* _TASK 1_: Update the horse training thread, starting with "## StormyGale (5" and going on through "not to hack?", replacing "controversy" with "debate".
-- Start of TEXT EXCERPT --
# How much/little to do with a 3 year old(horse)?



## StormyGale (5 February 2013)

Ok I know this will cause some controversy, but without any arguements just wondered peoples opinions on how much and what work they think a 3 year old should do - im not talking jumping etc. literally walk trot possibly canter? to hack etc not to hack? 

bit of back round info - i have a very large laid back warmblood 3year old, 16.3hh fairly well developed gelding- he was long lined, didn't give a monkeys, been lead out and still goes on walks (like a dog) round the lanes, not bothered by traffic - excited polo pony yard with crazy ponies galloping round their field, takes all in his stride, been led over tarp and poles (at walk ) just for something different - my aim was to back him in late spring but we got to a point where he had done everything and was just so relaxed and the only stage to do next would be getting on - ive lunged him but not a lot as i don't feel that because of his size i want him going in tight circles- ive broken a lot of horses so im aware of damage etc  - he was good as gold and at this point now i have sat on him ( in arena) walked and practised stopping, standing still, turning (not tightly! ) and bit of trotting on straight sides . Now i am in no way looking to push him into anything crazy he will not walk over poles etc. or be doing circles but just wondered in peoples opinion do I keep him going very slowly walking, trotting occasionally and maybe short hacks or not do anything? he was not sat on ( i won't call it riding) for about three weeks over xmas and was good as gold with my getting on again, He seems to enjoy doing something and at the moment these sessions of walking, trotting is literally between 5 - 10 mins maximum, when hes walked on road he goes for about 15 minutes. so what do people think continue as he enjoys this or let him have some time now doing nothing? be totally honest im interested in peoples opinions - ( he is being aimed at showjumping if that helps, but jumping will not even come into it until about 4 yr old i want him for a long time not age classes etc)
-- End of TEXT EXCERPT --
-- Start of DATA ENTRIES --
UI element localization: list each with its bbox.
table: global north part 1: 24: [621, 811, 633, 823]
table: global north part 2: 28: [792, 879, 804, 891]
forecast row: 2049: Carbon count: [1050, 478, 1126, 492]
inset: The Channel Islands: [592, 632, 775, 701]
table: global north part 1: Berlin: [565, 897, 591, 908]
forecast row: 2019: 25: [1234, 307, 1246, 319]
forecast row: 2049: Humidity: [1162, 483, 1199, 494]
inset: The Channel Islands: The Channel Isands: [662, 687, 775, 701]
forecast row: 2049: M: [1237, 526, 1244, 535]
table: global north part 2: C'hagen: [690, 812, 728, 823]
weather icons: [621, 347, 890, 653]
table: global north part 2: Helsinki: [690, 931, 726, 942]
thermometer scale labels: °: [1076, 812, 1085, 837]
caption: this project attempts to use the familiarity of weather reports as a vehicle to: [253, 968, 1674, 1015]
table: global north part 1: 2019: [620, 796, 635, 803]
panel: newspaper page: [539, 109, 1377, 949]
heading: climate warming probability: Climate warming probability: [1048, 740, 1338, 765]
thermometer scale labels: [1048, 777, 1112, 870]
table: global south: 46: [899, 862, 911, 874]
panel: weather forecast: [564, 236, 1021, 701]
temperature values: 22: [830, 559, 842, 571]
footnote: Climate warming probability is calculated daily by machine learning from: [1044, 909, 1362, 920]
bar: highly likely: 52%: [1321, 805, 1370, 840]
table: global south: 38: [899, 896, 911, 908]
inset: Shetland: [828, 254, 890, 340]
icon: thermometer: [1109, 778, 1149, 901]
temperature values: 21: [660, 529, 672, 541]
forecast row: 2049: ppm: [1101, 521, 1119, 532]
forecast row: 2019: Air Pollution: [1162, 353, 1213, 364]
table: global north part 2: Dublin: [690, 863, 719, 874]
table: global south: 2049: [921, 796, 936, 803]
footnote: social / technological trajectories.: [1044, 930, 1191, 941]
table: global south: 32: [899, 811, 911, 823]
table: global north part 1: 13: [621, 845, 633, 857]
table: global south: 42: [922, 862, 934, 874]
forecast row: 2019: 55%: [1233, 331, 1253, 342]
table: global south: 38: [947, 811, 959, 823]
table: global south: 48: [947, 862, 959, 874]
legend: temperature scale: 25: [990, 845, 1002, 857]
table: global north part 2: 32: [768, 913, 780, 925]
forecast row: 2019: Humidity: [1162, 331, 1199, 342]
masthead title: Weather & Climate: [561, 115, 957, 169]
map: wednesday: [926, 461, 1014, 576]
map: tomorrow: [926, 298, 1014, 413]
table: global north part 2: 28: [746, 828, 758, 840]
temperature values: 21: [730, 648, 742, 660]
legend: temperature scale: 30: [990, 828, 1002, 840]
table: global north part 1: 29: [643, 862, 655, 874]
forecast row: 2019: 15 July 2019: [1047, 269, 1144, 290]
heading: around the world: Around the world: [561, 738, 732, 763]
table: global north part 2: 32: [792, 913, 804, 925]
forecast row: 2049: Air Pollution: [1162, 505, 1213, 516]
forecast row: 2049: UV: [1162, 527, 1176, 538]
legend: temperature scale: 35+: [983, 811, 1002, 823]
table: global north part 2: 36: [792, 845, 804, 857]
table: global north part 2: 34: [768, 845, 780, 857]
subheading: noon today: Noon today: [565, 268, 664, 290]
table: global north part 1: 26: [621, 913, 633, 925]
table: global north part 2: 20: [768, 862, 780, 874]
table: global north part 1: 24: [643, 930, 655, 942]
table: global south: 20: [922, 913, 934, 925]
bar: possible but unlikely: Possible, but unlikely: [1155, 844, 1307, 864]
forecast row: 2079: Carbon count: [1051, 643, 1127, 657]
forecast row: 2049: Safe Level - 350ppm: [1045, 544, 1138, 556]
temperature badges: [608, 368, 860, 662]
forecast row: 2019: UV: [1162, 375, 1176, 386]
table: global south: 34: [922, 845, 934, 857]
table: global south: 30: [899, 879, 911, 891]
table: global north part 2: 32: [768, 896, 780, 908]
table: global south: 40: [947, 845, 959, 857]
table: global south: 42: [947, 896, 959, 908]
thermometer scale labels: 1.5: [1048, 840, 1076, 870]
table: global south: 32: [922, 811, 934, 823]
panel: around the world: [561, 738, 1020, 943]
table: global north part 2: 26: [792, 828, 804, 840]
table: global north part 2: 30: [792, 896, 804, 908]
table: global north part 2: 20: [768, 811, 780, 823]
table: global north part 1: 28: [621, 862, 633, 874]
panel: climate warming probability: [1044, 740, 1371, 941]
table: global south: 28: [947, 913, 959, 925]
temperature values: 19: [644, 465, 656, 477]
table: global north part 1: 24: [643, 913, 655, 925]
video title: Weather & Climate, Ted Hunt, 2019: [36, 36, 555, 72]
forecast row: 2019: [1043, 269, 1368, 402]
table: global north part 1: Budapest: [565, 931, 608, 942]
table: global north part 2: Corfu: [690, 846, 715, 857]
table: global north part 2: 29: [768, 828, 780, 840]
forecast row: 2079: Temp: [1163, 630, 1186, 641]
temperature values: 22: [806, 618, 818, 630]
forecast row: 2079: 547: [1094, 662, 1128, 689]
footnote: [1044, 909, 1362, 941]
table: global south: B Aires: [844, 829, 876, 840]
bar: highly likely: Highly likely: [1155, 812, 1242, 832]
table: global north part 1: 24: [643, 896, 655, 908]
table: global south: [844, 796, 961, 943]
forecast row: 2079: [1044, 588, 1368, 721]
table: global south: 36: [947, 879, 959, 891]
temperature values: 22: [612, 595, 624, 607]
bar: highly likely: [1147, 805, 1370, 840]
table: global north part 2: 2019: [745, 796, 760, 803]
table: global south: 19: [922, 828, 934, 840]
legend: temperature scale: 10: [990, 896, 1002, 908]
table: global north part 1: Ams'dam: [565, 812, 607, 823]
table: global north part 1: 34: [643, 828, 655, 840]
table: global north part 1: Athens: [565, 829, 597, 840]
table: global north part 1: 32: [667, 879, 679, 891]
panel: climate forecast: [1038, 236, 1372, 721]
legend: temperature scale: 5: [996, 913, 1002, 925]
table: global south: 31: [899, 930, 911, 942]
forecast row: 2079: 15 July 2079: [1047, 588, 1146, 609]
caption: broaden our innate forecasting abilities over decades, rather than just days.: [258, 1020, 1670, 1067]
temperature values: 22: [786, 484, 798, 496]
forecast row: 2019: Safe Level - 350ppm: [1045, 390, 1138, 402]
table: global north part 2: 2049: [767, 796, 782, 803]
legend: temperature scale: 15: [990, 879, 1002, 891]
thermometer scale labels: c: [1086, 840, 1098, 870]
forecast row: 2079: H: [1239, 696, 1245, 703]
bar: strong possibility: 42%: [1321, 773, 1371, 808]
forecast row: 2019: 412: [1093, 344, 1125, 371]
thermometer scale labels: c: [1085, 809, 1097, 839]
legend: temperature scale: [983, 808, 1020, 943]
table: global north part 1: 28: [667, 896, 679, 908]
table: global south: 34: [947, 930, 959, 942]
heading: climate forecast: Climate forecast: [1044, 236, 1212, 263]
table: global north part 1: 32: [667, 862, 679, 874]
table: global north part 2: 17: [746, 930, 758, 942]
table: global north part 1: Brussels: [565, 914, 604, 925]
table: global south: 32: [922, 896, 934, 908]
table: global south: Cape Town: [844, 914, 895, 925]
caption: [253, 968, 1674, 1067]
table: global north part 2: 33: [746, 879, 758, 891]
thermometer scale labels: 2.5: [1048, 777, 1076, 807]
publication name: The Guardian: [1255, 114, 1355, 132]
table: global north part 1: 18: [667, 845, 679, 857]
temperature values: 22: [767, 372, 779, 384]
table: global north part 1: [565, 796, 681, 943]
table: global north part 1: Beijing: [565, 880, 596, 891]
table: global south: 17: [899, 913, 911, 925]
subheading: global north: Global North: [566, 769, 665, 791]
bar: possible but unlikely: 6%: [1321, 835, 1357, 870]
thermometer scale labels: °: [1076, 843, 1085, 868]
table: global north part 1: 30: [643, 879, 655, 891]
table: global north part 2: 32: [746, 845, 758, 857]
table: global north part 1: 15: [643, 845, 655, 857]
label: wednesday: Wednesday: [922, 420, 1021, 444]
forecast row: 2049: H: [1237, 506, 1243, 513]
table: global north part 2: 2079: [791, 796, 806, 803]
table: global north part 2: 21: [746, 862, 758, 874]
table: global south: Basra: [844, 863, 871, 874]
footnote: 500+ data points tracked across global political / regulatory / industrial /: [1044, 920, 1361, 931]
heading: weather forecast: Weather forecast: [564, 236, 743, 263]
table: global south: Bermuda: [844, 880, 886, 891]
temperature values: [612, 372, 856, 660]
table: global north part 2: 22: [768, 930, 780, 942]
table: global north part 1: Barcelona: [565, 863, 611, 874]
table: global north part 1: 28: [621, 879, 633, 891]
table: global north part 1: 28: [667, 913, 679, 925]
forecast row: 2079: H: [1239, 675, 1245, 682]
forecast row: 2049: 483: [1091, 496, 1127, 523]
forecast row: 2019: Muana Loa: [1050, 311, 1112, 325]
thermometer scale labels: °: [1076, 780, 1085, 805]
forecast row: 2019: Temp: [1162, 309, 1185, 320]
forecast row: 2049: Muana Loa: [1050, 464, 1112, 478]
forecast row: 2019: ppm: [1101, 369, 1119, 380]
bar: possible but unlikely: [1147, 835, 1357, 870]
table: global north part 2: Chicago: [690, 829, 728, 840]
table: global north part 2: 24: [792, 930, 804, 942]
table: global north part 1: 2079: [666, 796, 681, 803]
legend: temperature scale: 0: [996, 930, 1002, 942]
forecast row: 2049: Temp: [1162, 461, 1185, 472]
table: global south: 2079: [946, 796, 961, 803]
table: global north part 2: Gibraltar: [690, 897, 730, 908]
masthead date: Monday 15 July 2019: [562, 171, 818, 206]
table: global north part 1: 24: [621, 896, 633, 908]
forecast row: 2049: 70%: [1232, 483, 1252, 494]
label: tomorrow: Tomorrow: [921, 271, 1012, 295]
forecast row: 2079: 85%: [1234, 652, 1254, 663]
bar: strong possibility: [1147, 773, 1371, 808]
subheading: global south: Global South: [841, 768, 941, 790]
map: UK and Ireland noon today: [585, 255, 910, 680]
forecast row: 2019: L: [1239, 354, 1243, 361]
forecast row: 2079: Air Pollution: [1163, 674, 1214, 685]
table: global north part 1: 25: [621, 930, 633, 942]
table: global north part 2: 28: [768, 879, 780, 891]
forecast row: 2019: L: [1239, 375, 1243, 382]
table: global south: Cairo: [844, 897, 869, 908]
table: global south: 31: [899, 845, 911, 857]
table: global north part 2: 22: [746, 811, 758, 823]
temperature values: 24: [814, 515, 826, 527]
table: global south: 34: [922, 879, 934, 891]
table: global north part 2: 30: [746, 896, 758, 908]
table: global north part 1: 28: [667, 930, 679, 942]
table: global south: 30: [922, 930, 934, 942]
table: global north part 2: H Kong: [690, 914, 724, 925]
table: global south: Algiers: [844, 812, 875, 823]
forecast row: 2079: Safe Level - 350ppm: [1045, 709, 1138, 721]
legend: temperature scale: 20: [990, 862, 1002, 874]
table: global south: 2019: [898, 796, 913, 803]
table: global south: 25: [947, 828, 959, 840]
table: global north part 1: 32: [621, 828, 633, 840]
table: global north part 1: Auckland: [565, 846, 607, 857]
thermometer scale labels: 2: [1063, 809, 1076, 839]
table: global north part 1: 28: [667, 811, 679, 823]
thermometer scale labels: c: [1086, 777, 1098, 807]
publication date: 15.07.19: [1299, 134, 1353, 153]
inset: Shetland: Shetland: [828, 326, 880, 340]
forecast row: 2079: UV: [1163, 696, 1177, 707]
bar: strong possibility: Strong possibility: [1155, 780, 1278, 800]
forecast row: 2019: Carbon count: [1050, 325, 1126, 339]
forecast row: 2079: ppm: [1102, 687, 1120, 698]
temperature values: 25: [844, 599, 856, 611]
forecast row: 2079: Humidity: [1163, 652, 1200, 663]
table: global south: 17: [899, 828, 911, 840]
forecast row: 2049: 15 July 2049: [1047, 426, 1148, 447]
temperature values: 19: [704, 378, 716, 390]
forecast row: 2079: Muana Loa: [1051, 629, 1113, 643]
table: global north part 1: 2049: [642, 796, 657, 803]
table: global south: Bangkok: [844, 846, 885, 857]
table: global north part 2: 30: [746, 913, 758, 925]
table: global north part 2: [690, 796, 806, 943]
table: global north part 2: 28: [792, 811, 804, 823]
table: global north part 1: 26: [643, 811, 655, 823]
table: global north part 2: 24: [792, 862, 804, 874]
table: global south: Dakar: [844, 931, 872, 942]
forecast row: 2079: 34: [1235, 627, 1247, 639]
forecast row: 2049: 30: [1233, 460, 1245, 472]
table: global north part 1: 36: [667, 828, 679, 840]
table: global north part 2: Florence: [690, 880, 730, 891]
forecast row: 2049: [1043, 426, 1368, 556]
-- End of DATA ENTRIES --
* _TASK 2_: Recast the listing, starting with its first line and going on through the line with "inset: The Channel Islands: The", as a JSON list of strings with one string per line and blank lines left out.

* _FULL SOLUTION 1_:
## StormyGale (5 February 2013)

Ok I know this will cause some debate, but without any arguements just wondered peoples opinions on how much and what work they think a 3 year old should do - im not talking jumping etc. literally walk trot possibly canter? to hack etc not to hack?

* _FULL SOLUTION 2_:
[
  "UI element localization: list each with its bbox.",
  "table: global north part 1: 24: [621, 811, 633, 823]",
  "table: global north part 2: 28: [792, 879, 804, 891]",
  "forecast row: 2049: Carbon count: [1050, 478, 1126, 492]",
  "inset: The Channel Islands: [592, 632, 775, 701]",
  "table: global north part 1: Berlin: [565, 897, 591, 908]",
  "forecast row: 2019: 25: [1234, 307, 1246, 319]",
  "forecast row: 2049: Humidity: [1162, 483, 1199, 494]",
  "inset: The Channel Islands: The Channel Isands: [662, 687, 775, 701]"
]